### Exercise inputs
<<<<

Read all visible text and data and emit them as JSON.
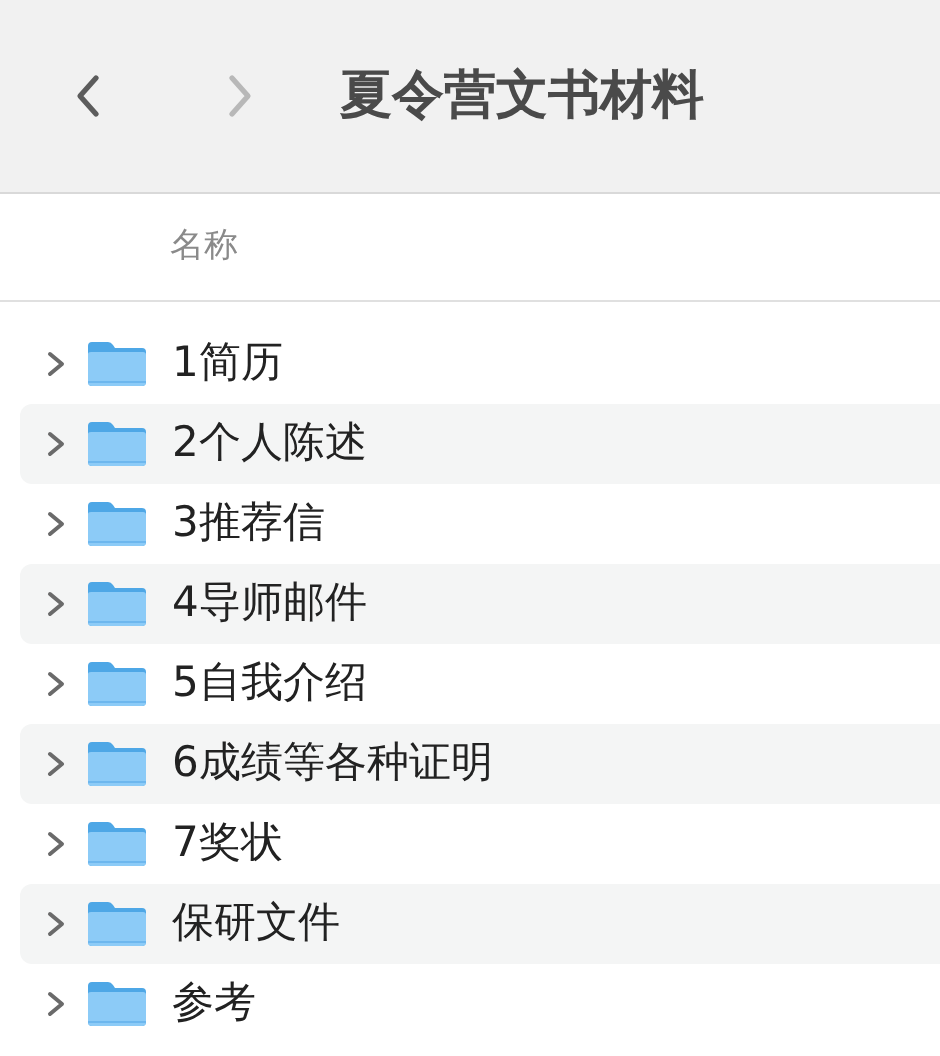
{
  "toolbar": {
    "back": {
      "disabled": false
    },
    "forward": {
      "disabled": true
    },
    "title": "夏令营文书材料"
  },
  "table": {
    "columns": [
      "名称"
    ],
    "rows": [
      {
        "name": "1简历",
        "expanded": false
      },
      {
        "name": "2个人陈述",
        "expanded": false
      },
      {
        "name": "3推荐信",
        "expanded": false
      },
      {
        "name": "4导师邮件",
        "expanded": false
      },
      {
        "name": "5自我介绍",
        "expanded": false
      },
      {
        "name": "6成绩等各种证明",
        "expanded": false
      },
      {
        "name": "7奖状",
        "expanded": false
      },
      {
        "name": "保研文件",
        "expanded": false
      },
      {
        "name": "参考",
        "expanded": false
      }
    ]
  }
}
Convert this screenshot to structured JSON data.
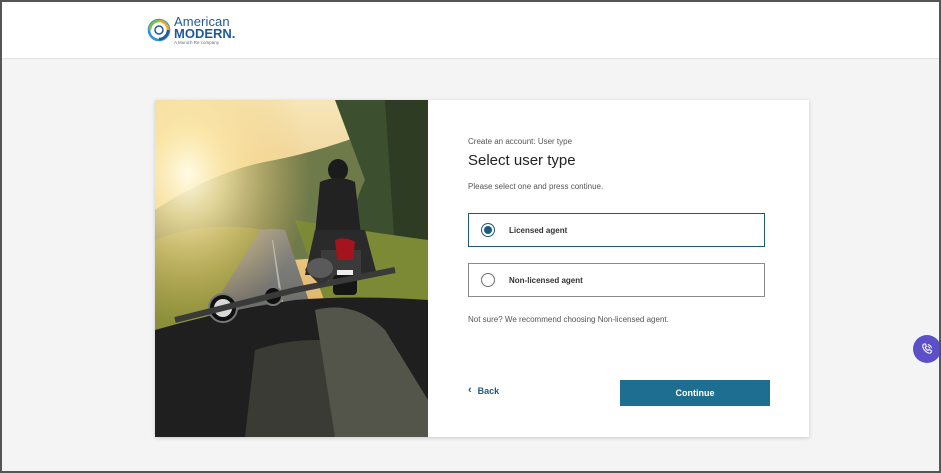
{
  "brand": {
    "line1": "American",
    "line2": "MODERN.",
    "line3": "A Munich Re company",
    "color": "#1e5a9a"
  },
  "form": {
    "breadcrumb": "Create an account: User type",
    "title": "Select user type",
    "subtitle": "Please select one and press continue.",
    "options": [
      {
        "label": "Licensed agent",
        "selected": true
      },
      {
        "label": "Non-licensed agent",
        "selected": false
      }
    ],
    "note": "Not sure? We recommend choosing Non-licensed agent.",
    "back_label": "Back",
    "back_icon": "chevron-left-icon",
    "continue_label": "Continue"
  },
  "colors": {
    "accent": "#1e5a7e",
    "button": "#1e6e91",
    "call_button": "#5d4ec9",
    "page_bg": "#f4f4f4"
  },
  "icons": {
    "call": "phone-call-icon"
  }
}
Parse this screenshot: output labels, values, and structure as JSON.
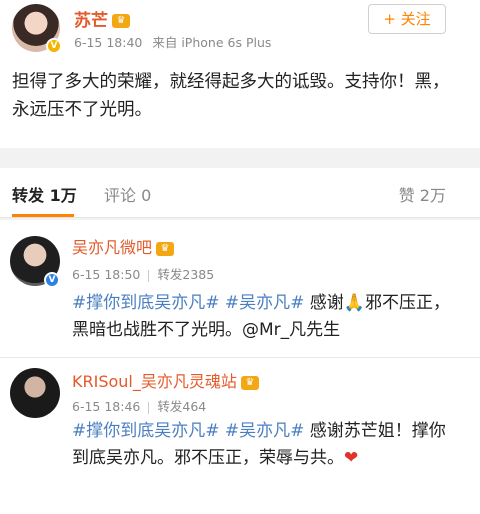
{
  "post": {
    "author": "苏芒",
    "time": "6-15 18:40",
    "source": "来自 iPhone 6s Plus",
    "follow_label": "+ 关注",
    "text": "担得了多大的荣耀，就经得起多大的诋毁。支持你！黑，永远压不了光明。"
  },
  "tabs": {
    "repost": "转发 1万",
    "comment": "评论 0",
    "like": "赞 2万"
  },
  "reposts": [
    {
      "name": "吴亦凡微吧",
      "time": "6-15 18:50",
      "repost_count": "转发2385",
      "topic1": "#撑你到底吴亦凡#",
      "topic2": "#吴亦凡#",
      "text_a": " 感谢",
      "emoji": "🙏",
      "text_b": "邪不压正，黑暗也战胜不了光明。@Mr_凡先生"
    },
    {
      "name": "KRISoul_吴亦凡灵魂站",
      "time": "6-15 18:46",
      "repost_count": "转发464",
      "topic1": "#撑你到底吴亦凡#",
      "topic2": "#吴亦凡#",
      "text_a": " 感谢苏芒姐！撑你到底吴亦凡。邪不压正，荣辱与共。",
      "emoji": "❤"
    }
  ],
  "colors": {
    "name": "#e45a2b",
    "topic": "#4a7fc1",
    "accent": "#ff8200"
  },
  "icons": {
    "member_crown": "crown-icon",
    "verified": "verified-badge-icon"
  }
}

>>>>

### Work to do
Quote exactly, and nothing besides, the lines from the one with "Parse this screenshot: output" through the end of the records above; include both ends and omit the pictures.

### Response below
Parse this screenshot: output labels, values, and structure as JSON.
{
  "post": {
    "author": "苏芒",
    "time": "6-15 18:40",
    "source": "来自 iPhone 6s Plus",
    "follow_label": "+ 关注",
    "text": "担得了多大的荣耀，就经得起多大的诋毁。支持你！黑，永远压不了光明。"
  },
  "tabs": {
    "repost": "转发 1万",
    "comment": "评论 0",
    "like": "赞 2万"
  },
  "reposts": [
    {
      "name": "吴亦凡微吧",
      "time": "6-15 18:50",
      "repost_count": "转发2385",
      "topic1": "#撑你到底吴亦凡#",
      "topic2": "#吴亦凡#",
      "text_a": " 感谢",
      "emoji": "🙏",
      "text_b": "邪不压正，黑暗也战胜不了光明。@Mr_凡先生"
    },
    {
      "name": "KRISoul_吴亦凡灵魂站",
      "time": "6-15 18:46",
      "repost_count": "转发464",
      "topic1": "#撑你到底吴亦凡#",
      "topic2": "#吴亦凡#",
      "text_a": " 感谢苏芒姐！撑你到底吴亦凡。邪不压正，荣辱与共。",
      "emoji": "❤"
    }
  ],
  "colors": {
    "name": "#e45a2b",
    "topic": "#4a7fc1",
    "accent": "#ff8200"
  },
  "icons": {
    "member_crown": "crown-icon",
    "verified": "verified-badge-icon"
  }
}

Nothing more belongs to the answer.